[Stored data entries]
#####

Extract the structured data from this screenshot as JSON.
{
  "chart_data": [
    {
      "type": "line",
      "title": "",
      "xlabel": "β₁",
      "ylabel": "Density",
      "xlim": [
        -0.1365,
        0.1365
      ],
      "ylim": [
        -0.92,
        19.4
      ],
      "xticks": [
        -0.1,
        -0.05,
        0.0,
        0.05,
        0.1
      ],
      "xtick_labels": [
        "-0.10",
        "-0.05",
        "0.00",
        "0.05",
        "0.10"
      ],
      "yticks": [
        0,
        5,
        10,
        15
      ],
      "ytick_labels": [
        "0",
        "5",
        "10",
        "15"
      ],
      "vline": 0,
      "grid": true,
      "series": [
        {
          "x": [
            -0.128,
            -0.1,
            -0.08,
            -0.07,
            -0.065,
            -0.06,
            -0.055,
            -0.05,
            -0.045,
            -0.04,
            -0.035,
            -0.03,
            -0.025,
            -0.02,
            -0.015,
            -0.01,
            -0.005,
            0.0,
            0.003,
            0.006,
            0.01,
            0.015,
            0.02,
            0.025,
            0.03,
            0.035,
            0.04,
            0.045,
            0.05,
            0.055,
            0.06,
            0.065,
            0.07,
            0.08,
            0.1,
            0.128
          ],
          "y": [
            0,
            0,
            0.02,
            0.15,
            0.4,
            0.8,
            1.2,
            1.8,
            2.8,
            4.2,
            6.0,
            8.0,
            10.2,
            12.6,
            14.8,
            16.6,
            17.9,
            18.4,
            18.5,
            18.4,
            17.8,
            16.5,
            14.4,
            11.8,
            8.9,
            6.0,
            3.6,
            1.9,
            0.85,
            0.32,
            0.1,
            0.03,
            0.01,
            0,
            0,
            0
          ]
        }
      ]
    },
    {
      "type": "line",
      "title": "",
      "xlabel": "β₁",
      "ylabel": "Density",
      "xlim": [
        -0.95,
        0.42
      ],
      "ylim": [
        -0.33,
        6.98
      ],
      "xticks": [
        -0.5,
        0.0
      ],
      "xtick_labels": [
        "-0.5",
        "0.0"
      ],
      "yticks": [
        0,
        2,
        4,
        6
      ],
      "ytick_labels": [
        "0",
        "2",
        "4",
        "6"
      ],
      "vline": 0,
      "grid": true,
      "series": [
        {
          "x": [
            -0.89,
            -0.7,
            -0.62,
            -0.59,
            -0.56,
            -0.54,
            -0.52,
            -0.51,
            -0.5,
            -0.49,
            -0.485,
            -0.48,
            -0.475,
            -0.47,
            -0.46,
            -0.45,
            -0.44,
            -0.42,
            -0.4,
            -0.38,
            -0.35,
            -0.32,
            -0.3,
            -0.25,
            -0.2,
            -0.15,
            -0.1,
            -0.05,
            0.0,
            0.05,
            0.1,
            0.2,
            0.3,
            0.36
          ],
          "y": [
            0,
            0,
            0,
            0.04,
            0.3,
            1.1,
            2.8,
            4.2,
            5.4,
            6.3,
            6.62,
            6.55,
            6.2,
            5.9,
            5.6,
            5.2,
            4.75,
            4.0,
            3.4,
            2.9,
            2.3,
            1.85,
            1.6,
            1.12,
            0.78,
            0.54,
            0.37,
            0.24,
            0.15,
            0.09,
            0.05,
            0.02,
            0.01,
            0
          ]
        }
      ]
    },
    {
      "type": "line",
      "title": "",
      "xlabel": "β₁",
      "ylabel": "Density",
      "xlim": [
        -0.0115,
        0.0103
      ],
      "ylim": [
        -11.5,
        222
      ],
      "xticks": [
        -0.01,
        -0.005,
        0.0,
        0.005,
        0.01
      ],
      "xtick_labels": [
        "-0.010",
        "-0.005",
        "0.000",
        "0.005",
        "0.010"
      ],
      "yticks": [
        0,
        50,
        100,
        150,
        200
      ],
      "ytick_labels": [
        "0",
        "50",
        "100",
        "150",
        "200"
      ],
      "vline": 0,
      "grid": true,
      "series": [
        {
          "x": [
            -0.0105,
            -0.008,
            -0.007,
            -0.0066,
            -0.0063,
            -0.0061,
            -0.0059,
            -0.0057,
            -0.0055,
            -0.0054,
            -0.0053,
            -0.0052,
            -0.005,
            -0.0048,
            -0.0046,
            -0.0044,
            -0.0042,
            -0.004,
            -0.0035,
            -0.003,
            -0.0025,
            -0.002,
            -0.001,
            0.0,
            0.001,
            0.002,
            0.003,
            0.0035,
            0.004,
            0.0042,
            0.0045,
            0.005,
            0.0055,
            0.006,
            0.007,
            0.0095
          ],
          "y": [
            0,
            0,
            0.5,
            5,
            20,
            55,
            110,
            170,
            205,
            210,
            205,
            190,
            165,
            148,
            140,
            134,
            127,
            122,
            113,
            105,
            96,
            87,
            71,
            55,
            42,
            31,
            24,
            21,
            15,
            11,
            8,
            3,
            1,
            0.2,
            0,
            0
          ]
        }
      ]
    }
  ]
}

#####

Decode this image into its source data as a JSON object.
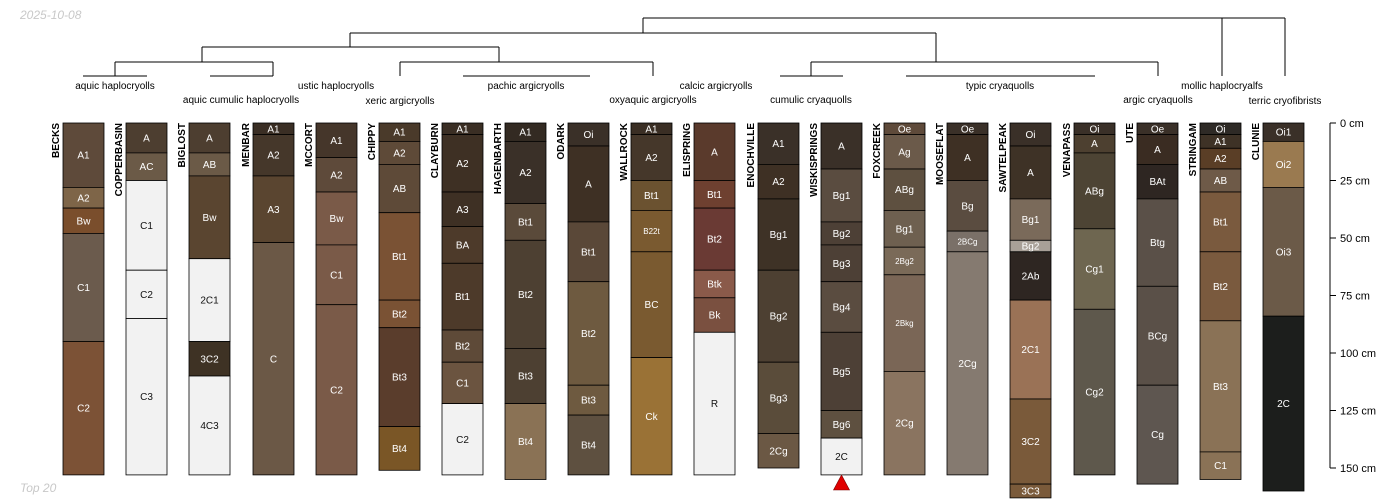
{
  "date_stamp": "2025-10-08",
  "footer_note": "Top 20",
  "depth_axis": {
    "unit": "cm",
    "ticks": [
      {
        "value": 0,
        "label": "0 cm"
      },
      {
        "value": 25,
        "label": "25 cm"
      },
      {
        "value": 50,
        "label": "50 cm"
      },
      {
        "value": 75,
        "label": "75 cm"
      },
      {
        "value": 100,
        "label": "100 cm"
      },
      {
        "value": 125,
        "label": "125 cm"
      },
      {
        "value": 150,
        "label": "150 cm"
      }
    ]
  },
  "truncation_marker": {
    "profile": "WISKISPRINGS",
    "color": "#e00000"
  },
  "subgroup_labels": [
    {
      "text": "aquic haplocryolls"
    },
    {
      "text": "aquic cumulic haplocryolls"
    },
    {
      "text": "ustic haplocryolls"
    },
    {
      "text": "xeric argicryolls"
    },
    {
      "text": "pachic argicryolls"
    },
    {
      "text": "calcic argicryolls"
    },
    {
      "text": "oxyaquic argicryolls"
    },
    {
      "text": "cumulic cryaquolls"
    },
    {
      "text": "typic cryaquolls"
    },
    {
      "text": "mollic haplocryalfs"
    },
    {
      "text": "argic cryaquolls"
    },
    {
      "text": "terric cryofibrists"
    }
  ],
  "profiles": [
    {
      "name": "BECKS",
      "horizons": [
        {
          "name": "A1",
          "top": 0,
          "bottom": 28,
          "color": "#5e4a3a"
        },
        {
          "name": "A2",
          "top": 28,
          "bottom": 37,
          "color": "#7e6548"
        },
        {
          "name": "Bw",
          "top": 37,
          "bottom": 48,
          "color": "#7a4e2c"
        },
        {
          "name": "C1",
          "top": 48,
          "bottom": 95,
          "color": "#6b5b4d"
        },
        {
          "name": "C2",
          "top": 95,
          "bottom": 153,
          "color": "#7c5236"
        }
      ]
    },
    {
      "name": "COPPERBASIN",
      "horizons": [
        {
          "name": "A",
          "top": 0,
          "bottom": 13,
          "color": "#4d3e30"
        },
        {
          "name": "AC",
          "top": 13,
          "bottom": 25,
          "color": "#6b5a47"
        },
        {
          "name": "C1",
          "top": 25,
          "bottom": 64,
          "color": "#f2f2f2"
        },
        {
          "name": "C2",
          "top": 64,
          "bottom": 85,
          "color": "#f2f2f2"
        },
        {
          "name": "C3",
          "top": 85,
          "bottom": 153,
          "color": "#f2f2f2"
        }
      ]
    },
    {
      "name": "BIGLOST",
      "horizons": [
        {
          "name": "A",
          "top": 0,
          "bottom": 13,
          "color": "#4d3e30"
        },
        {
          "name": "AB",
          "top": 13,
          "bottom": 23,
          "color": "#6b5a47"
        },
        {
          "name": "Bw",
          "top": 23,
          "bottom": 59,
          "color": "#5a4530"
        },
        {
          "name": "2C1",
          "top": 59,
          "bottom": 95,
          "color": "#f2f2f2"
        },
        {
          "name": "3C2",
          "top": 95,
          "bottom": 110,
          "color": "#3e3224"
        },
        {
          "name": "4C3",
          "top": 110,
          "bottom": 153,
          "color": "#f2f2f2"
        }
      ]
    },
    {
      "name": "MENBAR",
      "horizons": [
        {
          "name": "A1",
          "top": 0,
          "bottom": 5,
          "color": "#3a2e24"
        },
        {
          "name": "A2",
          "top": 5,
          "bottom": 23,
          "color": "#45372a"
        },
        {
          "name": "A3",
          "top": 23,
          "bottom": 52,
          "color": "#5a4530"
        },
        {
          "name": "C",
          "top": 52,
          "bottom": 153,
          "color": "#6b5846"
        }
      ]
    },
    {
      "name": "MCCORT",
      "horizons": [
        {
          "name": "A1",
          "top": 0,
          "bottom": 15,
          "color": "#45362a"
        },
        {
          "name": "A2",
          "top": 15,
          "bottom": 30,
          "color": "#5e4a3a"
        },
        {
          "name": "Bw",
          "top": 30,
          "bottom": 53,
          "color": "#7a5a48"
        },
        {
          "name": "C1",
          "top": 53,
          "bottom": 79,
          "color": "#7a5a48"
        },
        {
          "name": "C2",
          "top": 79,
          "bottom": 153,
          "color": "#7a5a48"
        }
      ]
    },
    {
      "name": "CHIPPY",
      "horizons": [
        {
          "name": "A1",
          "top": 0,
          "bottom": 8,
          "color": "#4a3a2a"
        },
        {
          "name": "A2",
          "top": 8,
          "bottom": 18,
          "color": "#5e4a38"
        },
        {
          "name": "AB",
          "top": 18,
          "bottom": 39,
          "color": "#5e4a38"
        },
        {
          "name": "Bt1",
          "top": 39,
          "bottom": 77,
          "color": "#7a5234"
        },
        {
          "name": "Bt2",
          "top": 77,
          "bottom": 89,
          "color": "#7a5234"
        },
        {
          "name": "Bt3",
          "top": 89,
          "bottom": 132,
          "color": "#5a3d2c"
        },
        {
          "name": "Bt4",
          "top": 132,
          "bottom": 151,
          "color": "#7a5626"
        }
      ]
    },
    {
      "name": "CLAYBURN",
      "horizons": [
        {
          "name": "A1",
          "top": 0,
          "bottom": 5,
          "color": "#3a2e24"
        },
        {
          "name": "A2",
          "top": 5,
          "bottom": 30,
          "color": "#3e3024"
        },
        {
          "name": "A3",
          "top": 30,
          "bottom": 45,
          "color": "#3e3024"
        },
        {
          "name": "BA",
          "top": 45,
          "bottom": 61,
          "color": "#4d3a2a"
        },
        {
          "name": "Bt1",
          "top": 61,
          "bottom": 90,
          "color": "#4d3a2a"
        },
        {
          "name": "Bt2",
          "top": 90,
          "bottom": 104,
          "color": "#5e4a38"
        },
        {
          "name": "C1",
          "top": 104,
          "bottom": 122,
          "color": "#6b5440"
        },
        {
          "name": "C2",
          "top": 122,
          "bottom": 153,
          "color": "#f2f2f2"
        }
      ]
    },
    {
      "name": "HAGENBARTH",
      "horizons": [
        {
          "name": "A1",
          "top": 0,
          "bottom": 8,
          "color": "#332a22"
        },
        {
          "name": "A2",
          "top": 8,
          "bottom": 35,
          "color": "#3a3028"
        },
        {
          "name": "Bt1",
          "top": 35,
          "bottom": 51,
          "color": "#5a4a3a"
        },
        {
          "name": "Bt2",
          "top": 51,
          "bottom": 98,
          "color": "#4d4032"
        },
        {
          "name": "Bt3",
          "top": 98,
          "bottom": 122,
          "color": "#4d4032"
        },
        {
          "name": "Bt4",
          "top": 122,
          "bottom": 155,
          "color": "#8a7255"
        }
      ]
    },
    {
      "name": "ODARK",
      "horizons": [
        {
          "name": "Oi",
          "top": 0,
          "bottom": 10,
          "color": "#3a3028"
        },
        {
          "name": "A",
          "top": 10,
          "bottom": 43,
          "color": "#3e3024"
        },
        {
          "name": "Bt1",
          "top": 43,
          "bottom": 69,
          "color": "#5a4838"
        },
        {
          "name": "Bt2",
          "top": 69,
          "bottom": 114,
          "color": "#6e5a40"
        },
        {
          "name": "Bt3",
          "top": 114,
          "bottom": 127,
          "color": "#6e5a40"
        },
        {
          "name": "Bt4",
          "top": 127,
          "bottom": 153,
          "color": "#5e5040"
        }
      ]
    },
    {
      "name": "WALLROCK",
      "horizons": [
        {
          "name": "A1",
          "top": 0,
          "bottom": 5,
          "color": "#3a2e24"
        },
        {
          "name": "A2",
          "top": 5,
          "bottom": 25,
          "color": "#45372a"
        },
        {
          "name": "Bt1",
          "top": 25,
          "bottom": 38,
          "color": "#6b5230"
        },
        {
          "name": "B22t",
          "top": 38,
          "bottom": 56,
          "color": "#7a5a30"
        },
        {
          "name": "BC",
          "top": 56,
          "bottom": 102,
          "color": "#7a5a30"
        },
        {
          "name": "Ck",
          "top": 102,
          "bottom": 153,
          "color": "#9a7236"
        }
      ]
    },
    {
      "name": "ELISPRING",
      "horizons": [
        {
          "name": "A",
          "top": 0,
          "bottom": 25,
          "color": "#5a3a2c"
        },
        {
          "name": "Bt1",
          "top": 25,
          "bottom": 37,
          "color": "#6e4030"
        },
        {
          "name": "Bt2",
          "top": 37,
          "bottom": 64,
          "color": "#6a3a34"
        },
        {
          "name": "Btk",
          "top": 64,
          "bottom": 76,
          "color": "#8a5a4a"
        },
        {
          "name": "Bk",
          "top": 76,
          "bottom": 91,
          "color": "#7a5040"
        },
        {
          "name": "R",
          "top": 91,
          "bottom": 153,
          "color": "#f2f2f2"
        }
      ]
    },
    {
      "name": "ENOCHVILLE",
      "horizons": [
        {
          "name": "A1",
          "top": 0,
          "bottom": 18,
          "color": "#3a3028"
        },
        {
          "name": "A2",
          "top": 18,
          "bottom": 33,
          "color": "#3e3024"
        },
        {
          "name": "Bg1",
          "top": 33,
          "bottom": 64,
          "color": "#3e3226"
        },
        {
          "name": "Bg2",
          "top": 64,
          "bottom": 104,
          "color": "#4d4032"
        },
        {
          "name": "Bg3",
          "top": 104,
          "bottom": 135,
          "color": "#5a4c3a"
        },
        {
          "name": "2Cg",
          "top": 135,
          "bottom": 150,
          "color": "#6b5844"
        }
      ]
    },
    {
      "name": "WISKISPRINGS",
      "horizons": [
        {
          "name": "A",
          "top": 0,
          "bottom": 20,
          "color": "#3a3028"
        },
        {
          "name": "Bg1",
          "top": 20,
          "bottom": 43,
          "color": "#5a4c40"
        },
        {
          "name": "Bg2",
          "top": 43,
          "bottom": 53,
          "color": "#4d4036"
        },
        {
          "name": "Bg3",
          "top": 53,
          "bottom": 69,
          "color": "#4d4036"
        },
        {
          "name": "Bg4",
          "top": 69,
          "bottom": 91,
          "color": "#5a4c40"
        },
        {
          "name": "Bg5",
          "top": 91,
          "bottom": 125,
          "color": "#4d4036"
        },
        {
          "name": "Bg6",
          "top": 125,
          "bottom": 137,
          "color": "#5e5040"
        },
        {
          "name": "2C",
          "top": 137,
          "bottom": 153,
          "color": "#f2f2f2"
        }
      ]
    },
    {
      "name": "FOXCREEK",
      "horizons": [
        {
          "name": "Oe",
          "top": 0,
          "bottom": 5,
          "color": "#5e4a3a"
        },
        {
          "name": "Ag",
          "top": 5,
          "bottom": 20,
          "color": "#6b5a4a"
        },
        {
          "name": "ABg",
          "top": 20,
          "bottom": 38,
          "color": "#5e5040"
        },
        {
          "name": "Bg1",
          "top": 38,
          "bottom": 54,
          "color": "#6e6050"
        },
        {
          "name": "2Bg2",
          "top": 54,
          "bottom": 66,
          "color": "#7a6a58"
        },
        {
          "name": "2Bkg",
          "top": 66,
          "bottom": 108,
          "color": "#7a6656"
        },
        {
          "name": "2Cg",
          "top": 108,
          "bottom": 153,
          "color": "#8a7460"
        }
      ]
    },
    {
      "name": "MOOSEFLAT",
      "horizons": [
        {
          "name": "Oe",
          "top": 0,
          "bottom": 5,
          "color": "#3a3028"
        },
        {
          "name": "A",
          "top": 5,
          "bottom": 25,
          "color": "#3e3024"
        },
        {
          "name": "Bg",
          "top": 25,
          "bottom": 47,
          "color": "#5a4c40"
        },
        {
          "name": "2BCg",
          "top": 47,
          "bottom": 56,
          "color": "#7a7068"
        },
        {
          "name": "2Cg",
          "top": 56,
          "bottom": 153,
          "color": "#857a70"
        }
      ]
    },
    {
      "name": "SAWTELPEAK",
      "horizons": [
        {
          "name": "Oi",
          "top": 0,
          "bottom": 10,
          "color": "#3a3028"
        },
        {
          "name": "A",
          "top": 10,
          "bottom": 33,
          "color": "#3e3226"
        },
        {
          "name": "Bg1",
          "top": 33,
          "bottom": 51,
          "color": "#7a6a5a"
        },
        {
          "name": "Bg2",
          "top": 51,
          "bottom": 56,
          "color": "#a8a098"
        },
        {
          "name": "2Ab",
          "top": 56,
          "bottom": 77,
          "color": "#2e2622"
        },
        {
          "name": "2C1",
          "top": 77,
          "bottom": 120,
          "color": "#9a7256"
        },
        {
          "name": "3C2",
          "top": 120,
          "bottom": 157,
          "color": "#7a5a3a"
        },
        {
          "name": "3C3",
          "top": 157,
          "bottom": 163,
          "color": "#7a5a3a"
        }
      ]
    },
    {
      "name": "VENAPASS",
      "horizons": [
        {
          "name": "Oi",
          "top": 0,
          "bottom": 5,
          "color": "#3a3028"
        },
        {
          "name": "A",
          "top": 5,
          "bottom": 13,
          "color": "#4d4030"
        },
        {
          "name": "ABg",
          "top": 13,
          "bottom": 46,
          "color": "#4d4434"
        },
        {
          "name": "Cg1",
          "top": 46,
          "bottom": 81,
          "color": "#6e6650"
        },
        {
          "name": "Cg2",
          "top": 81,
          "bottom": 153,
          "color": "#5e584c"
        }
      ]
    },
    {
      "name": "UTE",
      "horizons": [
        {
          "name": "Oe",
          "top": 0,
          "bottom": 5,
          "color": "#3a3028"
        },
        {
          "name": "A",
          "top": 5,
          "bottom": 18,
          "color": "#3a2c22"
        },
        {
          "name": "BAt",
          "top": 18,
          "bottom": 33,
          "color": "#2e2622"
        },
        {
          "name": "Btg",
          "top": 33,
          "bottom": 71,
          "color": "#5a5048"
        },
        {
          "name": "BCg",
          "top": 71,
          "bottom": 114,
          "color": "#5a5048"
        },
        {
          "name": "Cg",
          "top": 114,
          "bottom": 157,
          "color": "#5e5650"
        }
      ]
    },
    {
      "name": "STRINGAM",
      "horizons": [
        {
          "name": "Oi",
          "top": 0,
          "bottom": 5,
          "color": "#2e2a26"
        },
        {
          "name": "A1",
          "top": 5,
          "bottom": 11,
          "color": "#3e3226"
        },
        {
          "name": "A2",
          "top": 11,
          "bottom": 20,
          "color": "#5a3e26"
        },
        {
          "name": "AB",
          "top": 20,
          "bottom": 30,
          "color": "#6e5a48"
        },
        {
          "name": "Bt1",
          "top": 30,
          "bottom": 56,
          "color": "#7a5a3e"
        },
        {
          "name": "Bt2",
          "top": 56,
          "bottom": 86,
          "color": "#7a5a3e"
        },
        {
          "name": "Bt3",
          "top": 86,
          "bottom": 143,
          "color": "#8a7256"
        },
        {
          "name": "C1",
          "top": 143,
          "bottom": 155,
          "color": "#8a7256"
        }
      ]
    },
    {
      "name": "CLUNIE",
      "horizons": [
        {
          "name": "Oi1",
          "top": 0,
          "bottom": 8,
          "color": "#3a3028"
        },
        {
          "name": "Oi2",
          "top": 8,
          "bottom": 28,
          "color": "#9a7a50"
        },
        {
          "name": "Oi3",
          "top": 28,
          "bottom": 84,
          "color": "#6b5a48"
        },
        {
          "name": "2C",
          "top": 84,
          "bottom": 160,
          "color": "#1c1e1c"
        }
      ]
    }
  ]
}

#####

● Work to be completed
Scan the material for lines with the word "text", and copy each line you find.

● Solved exercise
      "text": "aquic haplocryolls"
      "text": "aquic cumulic haplocryolls"
      "text": "ustic haplocryolls"
      "text": "xeric argicryolls"
      "text": "pachic argicryolls"
      "text": "calcic argicryolls"
      "text": "oxyaquic argicryolls"
      "text": "cumulic cryaquolls"
      "text": "typic cryaquolls"
      "text": "mollic haplocryalfs"
      "text": "argic cryaquolls"
      "text": "terric cryofibrists"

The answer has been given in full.